(begin)

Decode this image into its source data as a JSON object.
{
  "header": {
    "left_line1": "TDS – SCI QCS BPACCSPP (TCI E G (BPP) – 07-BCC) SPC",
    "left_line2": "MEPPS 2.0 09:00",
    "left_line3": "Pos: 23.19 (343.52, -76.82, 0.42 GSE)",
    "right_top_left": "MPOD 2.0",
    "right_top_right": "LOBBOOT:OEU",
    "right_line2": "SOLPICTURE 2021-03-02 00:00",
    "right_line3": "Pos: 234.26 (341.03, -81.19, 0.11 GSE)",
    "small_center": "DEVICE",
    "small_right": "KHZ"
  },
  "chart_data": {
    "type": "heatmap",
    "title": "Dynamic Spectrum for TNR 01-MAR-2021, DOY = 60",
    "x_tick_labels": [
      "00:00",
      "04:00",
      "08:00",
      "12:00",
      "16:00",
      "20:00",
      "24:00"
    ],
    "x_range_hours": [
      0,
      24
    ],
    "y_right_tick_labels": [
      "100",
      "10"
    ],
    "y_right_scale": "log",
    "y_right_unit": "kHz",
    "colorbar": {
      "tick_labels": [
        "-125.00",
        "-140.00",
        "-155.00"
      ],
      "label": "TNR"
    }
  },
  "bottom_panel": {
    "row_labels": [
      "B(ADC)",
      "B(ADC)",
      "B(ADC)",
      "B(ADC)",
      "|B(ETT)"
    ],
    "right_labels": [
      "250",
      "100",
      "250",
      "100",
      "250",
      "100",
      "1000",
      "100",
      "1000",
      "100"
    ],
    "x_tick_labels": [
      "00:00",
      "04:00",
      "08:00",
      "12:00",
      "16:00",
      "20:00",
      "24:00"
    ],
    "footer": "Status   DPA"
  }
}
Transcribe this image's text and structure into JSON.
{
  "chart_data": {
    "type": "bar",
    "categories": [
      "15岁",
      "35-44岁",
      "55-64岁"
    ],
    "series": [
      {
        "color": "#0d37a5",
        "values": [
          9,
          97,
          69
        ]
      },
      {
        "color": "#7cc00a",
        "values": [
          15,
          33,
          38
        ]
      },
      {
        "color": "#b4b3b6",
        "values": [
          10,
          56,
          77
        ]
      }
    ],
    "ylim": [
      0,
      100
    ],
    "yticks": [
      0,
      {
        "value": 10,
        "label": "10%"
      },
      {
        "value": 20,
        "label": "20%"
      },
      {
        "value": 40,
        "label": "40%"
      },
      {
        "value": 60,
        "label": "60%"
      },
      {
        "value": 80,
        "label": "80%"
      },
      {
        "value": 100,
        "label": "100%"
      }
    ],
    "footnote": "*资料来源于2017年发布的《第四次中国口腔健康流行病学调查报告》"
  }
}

(end)

* [The request] Gather every line from the entries above where the word "this" appears, and copy them.

* [Answer below]
Decode this image into its source data as a JSON object.
Transcribe this image's text and structure into JSON.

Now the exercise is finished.